Problem: In the records below, reproduce word for word the lines starting at the one that contains "Where is each" and ending at the one that contains "cell-iam: 6 (15): [401, 192, 502, 211]", including both of those lines and nothing else.

Data for processing:
BEGIN

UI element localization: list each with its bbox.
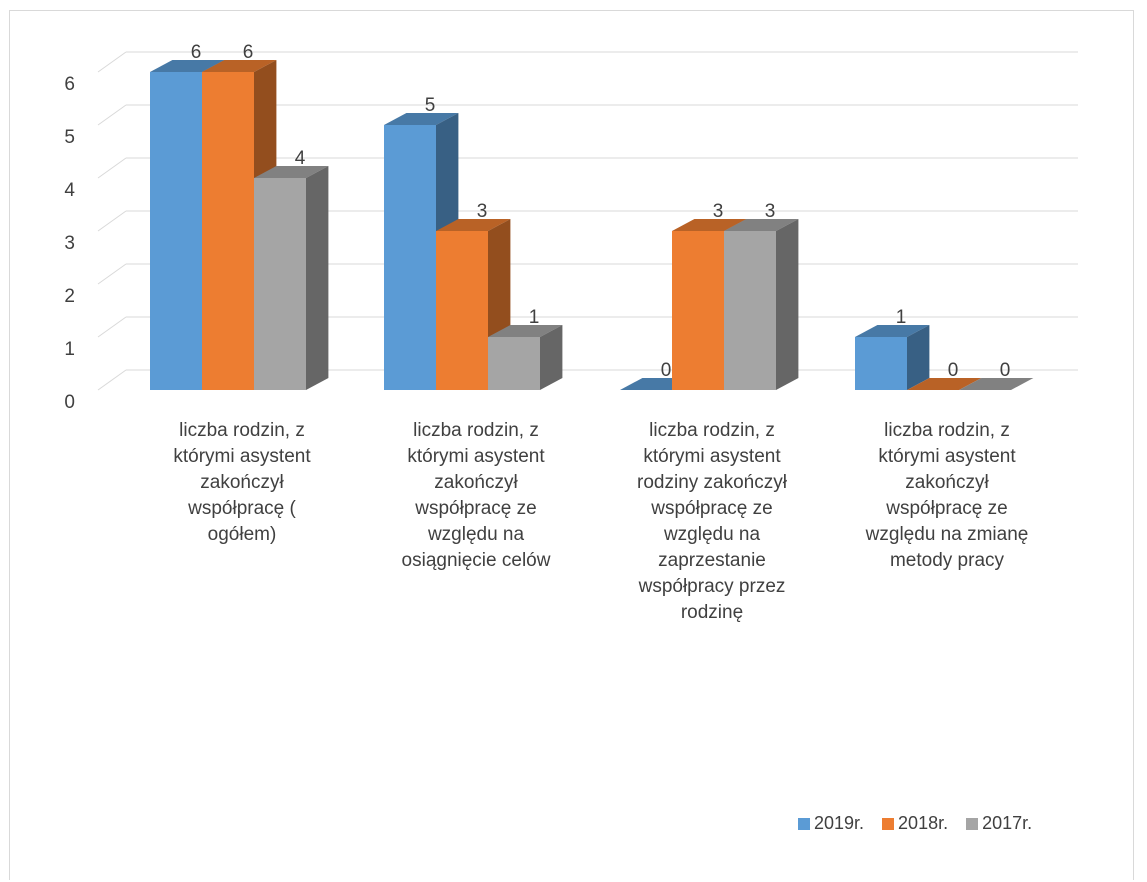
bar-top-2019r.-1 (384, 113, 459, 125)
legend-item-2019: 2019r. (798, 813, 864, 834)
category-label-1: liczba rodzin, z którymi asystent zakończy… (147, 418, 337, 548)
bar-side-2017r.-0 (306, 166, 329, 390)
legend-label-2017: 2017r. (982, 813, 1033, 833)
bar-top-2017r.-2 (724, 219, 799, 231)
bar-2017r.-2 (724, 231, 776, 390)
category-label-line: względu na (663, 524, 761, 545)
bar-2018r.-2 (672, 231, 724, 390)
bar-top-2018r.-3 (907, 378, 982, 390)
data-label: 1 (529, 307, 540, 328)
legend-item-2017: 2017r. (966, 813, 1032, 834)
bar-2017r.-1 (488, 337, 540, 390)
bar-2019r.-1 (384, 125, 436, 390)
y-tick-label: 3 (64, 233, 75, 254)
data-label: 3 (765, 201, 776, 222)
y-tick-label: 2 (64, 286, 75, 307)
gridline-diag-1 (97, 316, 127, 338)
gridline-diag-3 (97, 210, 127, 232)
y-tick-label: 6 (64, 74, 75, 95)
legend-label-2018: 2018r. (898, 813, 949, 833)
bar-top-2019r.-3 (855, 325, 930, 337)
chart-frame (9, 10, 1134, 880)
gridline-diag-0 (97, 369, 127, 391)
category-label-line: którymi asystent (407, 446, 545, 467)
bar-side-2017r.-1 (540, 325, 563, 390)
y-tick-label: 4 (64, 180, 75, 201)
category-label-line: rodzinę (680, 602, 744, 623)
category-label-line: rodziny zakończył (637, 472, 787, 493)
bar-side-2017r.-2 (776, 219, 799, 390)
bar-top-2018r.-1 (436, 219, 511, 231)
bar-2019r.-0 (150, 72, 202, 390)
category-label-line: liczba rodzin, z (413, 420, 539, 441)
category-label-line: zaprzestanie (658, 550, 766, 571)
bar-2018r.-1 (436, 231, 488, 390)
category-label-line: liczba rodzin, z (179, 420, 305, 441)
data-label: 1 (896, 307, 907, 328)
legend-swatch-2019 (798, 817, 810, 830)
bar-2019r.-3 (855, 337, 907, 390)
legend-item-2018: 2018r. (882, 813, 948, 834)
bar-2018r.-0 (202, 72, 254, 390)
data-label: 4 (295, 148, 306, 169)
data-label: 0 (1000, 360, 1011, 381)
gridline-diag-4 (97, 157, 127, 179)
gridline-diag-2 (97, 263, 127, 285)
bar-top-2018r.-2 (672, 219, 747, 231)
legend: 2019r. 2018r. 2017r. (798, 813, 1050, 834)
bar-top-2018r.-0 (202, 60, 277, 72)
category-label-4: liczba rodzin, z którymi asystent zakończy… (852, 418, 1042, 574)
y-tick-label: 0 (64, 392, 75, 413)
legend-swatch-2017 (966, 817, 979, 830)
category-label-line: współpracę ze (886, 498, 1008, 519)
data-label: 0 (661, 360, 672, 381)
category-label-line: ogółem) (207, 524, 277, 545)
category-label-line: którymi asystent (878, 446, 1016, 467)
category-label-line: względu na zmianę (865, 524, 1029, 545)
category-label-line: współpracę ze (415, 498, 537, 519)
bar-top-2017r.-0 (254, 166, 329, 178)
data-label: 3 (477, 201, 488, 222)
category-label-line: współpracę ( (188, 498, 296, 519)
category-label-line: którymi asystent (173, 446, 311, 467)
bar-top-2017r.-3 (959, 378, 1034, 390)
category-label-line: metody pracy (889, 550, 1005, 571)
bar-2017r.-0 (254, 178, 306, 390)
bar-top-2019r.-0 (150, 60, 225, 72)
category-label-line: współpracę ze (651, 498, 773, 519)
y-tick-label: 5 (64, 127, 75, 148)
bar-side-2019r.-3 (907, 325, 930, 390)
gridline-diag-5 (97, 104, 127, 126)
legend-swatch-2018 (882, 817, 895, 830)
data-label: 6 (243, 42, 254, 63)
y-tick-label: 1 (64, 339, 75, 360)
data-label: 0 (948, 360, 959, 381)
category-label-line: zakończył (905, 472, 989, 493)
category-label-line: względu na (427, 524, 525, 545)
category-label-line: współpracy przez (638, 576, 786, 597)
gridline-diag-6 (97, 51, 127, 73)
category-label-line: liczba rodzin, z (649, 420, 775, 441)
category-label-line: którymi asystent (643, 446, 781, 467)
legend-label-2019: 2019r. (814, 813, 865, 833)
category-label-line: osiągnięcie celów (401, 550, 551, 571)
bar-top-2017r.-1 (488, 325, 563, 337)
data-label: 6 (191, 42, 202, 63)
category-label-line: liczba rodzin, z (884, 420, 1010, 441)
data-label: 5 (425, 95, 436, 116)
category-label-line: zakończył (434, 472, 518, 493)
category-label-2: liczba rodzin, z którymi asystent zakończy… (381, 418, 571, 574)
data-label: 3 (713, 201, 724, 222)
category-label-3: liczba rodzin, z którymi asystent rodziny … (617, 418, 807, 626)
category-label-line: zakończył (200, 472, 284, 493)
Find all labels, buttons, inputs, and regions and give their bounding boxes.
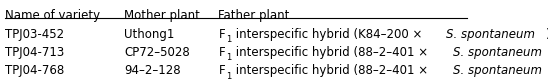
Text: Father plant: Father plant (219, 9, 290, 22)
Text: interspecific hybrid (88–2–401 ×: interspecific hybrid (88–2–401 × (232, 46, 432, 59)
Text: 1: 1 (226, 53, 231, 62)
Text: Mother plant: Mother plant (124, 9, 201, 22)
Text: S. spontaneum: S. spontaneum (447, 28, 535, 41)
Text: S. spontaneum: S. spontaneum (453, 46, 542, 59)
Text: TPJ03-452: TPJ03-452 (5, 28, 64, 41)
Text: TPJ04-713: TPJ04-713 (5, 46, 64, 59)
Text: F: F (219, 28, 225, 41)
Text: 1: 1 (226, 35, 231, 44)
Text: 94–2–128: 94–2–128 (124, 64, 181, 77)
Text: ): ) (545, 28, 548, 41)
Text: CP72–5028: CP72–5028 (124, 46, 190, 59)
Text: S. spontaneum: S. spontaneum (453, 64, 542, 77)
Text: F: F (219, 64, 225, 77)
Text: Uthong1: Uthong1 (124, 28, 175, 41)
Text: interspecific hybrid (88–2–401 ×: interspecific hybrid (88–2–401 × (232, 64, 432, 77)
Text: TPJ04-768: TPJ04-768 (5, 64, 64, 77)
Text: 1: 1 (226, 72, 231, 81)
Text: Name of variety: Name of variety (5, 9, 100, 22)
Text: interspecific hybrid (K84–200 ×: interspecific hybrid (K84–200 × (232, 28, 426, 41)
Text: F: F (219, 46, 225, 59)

END
BEGIN

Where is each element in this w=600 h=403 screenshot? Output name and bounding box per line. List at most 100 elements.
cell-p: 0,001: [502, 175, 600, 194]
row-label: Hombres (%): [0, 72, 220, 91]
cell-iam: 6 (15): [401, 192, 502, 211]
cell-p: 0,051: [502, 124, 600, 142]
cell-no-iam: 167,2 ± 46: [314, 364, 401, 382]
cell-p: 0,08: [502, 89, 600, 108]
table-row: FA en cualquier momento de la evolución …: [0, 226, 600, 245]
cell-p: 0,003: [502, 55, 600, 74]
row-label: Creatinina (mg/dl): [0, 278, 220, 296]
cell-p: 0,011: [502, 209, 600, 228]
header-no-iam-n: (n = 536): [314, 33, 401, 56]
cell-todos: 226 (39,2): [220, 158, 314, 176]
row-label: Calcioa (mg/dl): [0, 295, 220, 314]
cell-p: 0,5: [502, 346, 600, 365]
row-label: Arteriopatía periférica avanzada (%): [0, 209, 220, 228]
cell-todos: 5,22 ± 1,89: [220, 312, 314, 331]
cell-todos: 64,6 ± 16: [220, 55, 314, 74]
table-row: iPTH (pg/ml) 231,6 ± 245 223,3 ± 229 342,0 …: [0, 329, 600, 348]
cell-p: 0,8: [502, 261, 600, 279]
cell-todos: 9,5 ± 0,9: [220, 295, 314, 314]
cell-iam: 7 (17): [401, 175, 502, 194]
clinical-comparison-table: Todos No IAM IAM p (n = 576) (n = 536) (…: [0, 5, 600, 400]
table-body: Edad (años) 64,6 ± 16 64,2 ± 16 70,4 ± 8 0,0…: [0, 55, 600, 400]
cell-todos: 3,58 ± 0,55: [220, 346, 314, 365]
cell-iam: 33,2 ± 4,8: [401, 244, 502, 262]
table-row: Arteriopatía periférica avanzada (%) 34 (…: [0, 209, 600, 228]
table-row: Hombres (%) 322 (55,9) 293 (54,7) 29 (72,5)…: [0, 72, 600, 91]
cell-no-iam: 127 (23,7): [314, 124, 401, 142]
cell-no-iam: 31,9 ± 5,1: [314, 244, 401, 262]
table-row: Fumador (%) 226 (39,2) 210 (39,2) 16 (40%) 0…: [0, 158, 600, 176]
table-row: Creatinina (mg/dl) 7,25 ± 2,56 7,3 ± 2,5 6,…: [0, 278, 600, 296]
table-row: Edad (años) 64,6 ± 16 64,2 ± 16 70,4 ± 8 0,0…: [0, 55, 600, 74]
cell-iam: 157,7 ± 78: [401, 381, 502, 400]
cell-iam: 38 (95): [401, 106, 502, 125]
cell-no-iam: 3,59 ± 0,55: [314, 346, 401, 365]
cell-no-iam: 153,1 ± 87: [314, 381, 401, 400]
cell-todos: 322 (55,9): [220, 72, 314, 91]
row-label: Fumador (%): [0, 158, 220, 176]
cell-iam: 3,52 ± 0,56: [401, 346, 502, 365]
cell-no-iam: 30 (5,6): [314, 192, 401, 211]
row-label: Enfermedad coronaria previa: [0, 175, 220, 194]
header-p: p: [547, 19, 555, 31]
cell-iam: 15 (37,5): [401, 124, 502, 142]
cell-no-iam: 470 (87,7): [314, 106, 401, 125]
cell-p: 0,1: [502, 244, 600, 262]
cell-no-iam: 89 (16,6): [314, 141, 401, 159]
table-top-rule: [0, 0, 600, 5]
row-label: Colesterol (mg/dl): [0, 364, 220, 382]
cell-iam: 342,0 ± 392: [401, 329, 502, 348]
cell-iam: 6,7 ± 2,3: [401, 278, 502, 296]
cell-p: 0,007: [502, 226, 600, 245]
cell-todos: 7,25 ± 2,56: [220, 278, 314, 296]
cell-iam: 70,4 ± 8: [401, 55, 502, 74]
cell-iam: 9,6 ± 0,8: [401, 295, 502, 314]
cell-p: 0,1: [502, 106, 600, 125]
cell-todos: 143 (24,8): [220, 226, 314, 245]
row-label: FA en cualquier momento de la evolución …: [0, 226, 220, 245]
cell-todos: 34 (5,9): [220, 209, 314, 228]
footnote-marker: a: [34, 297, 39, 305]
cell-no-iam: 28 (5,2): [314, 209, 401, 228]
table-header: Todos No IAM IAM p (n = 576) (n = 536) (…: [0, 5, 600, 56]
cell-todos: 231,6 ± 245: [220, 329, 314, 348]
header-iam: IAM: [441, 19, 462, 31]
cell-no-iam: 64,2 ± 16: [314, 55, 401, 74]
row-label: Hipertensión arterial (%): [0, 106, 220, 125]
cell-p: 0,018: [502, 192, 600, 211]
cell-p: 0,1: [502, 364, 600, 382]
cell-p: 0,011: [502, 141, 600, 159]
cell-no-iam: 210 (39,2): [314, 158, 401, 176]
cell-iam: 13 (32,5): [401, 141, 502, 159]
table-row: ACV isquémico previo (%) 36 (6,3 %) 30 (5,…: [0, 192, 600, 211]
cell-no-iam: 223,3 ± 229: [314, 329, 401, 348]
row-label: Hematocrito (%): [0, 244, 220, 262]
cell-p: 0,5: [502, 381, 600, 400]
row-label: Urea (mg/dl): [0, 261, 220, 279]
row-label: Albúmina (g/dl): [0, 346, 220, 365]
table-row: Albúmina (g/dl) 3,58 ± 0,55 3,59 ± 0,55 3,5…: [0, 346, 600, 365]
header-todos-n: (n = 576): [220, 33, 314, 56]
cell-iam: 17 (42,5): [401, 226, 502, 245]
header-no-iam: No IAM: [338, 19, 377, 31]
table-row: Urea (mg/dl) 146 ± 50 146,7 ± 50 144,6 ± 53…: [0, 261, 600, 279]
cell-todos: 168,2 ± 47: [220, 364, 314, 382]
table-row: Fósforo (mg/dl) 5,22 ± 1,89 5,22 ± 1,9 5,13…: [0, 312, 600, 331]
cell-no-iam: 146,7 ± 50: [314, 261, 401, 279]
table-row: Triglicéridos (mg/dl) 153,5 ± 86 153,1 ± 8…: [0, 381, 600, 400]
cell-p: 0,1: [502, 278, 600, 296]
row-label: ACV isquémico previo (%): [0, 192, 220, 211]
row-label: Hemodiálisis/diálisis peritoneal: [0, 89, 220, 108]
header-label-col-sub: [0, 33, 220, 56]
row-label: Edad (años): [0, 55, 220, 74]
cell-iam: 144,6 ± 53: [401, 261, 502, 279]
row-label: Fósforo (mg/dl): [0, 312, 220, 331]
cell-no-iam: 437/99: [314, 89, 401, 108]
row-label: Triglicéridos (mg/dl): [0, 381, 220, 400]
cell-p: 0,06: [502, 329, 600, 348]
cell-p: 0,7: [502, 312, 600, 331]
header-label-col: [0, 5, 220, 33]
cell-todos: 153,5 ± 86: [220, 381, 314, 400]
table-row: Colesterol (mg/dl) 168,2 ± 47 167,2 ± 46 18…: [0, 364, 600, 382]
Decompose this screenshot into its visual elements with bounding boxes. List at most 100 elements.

END

Final result:
Where is each element in this w=600 h=403 screenshot? Output name and bounding box per line. List at most 100 elements.
cell-p: 0,001: [502, 175, 600, 194]
row-label: Hombres (%): [0, 72, 220, 91]
cell-iam: 6 (15): [401, 192, 502, 211]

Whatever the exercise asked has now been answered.